(Records from a collection):

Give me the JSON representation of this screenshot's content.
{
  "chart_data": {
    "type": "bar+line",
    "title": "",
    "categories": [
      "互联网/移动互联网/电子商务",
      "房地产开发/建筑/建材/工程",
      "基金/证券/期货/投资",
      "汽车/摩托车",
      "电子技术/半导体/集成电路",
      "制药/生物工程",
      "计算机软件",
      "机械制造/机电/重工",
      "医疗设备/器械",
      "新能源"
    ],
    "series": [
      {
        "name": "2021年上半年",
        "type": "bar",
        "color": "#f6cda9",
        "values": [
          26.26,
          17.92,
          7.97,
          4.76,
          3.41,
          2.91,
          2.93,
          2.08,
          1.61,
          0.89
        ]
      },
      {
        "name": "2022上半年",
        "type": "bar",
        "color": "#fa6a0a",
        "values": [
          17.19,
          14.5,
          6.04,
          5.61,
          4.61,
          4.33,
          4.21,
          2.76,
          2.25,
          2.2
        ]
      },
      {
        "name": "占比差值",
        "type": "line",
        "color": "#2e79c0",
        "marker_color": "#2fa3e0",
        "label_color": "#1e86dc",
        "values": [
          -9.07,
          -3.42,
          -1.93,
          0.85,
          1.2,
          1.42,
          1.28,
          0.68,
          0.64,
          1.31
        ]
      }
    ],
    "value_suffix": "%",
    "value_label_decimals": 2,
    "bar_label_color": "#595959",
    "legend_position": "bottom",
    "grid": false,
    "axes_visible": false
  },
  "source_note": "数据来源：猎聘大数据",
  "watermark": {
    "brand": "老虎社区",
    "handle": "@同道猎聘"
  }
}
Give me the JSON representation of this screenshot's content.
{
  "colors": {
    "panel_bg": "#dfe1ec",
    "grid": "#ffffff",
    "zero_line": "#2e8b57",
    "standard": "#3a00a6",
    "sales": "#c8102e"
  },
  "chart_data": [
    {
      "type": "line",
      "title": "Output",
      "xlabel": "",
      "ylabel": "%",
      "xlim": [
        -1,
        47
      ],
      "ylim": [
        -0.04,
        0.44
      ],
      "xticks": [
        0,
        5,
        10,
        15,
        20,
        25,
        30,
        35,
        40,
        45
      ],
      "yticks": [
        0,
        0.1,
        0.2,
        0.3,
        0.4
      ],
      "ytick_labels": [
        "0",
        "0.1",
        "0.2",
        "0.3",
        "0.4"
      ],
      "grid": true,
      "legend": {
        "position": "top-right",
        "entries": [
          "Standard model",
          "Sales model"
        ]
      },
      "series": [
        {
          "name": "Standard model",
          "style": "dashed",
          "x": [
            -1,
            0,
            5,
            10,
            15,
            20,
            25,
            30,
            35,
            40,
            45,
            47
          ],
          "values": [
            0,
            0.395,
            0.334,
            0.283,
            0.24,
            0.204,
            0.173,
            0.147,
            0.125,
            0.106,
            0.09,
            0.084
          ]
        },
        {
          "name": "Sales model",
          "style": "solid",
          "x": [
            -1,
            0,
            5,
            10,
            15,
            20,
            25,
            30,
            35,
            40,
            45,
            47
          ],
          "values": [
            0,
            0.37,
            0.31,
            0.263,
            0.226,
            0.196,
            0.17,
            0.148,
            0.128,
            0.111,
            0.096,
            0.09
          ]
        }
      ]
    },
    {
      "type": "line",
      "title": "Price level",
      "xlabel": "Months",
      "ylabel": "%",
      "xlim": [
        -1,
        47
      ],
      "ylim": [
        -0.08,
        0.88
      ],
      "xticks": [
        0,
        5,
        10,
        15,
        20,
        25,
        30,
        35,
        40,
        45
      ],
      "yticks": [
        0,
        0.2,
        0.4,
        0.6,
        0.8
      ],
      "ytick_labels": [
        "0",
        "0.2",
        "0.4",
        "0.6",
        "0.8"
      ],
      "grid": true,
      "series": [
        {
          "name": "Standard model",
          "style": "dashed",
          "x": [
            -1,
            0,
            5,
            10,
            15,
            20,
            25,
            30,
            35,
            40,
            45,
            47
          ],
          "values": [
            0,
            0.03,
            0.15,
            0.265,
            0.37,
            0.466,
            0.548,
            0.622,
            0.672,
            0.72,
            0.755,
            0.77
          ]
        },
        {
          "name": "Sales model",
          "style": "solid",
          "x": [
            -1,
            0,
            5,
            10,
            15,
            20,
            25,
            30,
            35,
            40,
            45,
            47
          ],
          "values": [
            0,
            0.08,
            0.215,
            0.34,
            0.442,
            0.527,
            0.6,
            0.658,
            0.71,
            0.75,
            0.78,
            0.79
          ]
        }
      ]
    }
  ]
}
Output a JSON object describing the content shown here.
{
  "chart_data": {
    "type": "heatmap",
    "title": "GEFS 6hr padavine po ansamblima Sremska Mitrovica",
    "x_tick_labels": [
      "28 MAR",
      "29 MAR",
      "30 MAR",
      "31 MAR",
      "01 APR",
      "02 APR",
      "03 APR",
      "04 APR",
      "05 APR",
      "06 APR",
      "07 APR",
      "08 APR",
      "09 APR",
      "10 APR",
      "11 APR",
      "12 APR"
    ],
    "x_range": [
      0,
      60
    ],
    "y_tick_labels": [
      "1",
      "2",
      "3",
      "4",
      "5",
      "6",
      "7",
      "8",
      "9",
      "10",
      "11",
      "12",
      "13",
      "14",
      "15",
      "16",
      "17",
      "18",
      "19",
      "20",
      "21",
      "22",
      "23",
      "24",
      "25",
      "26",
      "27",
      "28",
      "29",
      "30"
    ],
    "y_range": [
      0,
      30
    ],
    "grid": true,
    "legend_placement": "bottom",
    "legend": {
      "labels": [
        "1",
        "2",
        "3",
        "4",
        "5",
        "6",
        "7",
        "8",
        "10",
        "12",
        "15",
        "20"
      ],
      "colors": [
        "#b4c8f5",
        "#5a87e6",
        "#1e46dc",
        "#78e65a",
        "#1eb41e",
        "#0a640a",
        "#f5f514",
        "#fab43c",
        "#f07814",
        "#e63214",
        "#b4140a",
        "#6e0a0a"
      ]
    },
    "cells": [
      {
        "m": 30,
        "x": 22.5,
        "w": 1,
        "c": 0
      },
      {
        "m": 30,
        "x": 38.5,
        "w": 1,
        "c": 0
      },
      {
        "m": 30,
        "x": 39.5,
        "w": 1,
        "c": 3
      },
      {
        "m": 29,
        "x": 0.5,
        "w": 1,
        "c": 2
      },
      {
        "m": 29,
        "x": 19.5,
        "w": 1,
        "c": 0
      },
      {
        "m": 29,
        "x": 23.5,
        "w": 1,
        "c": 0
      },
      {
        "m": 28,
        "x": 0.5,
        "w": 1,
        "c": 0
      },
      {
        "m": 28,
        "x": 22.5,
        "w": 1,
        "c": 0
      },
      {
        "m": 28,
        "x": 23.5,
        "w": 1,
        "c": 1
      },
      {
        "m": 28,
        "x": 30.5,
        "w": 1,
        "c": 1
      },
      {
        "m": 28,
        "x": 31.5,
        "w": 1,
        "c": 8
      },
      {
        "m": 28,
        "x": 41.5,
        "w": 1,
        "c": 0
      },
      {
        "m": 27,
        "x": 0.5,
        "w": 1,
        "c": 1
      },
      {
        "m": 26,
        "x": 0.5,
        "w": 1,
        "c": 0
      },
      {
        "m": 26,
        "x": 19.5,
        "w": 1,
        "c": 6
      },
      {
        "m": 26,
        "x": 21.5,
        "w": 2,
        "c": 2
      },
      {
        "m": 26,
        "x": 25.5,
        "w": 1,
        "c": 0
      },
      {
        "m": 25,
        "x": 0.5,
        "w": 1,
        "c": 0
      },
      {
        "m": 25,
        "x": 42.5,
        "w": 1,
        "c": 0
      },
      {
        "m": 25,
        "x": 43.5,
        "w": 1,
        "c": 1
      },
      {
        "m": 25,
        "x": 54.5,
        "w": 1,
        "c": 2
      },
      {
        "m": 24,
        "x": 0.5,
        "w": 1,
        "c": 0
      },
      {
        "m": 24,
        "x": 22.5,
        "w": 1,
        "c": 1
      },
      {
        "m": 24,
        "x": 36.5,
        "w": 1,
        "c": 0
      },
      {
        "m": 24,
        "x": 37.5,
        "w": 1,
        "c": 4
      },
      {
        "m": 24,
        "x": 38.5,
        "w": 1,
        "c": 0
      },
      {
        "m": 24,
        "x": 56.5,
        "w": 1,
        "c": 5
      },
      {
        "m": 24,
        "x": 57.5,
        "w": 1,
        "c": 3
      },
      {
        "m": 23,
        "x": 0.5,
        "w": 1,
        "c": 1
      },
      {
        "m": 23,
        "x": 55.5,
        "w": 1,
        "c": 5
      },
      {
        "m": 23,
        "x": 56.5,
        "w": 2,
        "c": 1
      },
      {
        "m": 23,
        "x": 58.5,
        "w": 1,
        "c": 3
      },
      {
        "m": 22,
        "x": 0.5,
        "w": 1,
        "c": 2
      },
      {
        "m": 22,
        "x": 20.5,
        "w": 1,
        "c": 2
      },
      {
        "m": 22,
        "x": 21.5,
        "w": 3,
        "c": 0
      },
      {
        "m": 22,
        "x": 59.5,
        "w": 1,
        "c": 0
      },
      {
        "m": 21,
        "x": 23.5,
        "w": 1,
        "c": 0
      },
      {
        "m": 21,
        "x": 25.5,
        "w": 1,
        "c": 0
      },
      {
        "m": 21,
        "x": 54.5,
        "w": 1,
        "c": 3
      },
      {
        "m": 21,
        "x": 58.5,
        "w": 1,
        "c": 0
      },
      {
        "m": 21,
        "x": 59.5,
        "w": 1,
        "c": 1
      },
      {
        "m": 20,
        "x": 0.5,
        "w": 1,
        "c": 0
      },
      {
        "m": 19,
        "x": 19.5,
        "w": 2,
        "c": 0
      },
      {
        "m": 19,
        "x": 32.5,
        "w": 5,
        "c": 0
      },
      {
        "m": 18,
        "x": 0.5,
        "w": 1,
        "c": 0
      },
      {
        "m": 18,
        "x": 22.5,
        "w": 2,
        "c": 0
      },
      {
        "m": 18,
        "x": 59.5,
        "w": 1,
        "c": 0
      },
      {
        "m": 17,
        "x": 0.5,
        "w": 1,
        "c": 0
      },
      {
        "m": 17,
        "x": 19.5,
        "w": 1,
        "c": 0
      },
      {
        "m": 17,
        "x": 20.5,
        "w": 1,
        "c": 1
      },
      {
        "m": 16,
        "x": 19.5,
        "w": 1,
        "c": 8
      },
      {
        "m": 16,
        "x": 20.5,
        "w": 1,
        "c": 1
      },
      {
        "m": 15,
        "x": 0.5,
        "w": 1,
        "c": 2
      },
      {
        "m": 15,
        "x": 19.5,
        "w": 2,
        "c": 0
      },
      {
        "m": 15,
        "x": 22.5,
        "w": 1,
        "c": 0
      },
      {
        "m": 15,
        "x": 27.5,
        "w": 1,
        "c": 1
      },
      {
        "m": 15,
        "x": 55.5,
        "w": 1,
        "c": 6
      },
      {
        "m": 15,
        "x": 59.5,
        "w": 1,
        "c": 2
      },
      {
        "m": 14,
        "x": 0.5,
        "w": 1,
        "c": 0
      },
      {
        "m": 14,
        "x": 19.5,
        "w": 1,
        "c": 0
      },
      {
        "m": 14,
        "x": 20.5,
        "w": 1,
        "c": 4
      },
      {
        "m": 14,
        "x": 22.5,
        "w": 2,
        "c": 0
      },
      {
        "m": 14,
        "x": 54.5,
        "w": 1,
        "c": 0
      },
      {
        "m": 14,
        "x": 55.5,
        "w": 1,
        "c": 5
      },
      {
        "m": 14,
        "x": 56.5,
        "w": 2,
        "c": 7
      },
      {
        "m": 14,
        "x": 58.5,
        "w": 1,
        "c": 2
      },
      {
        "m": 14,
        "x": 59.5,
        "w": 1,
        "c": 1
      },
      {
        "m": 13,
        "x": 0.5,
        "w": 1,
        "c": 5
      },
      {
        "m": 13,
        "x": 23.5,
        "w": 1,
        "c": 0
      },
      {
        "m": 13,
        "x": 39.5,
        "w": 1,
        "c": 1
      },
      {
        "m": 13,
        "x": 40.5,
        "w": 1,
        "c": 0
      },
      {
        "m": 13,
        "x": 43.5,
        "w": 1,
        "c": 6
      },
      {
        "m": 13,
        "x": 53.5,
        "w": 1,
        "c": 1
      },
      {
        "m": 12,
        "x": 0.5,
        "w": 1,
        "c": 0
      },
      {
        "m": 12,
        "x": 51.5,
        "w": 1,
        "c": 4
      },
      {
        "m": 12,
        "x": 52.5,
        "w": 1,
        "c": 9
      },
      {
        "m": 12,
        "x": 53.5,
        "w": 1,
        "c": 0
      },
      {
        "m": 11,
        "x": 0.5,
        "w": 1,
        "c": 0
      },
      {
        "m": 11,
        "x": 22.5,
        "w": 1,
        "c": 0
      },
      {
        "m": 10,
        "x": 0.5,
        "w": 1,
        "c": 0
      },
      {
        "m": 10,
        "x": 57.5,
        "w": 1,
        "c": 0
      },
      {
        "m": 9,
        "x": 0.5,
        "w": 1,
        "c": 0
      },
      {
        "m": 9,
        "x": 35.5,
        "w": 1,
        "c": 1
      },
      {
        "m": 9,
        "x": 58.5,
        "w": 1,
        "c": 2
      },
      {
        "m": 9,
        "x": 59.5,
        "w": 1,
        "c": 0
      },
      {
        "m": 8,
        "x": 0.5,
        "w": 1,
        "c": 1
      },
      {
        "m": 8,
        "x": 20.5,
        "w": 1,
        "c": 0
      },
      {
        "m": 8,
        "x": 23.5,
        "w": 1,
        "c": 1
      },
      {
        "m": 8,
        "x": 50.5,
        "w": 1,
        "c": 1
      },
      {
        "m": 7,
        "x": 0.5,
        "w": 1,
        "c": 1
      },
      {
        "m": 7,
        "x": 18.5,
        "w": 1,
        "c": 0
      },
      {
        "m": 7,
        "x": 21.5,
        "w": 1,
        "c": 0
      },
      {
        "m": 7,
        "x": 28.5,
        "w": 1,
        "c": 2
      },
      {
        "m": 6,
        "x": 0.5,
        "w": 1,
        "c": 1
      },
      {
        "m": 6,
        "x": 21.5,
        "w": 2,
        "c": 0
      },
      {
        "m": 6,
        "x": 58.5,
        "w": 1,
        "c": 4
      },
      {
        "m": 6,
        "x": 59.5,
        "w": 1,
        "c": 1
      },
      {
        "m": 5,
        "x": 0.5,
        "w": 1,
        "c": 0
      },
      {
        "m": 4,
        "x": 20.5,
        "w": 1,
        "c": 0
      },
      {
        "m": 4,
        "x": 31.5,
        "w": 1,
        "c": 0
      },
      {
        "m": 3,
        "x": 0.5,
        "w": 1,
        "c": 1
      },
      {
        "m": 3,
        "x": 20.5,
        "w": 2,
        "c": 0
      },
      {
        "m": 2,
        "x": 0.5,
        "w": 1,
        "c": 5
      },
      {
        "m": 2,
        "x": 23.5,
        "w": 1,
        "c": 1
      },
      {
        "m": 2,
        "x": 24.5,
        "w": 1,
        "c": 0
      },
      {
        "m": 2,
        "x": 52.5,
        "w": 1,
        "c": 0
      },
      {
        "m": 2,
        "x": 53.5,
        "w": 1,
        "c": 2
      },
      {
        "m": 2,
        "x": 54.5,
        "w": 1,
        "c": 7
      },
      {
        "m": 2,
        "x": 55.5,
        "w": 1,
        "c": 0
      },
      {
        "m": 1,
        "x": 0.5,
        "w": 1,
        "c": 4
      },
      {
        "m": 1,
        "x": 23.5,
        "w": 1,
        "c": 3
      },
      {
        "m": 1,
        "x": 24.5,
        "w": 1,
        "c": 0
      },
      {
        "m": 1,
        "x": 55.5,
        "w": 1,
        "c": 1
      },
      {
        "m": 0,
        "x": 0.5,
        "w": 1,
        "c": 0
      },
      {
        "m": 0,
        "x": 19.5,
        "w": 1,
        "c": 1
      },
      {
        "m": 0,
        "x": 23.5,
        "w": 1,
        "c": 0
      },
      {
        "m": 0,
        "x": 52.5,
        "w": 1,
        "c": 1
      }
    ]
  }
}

(What you should do):
Gather up, from the records above, each line where the word "Output" appears.

(Answer to this exercise):
      "title": "Output",
Output a JSON object describing the content shown here.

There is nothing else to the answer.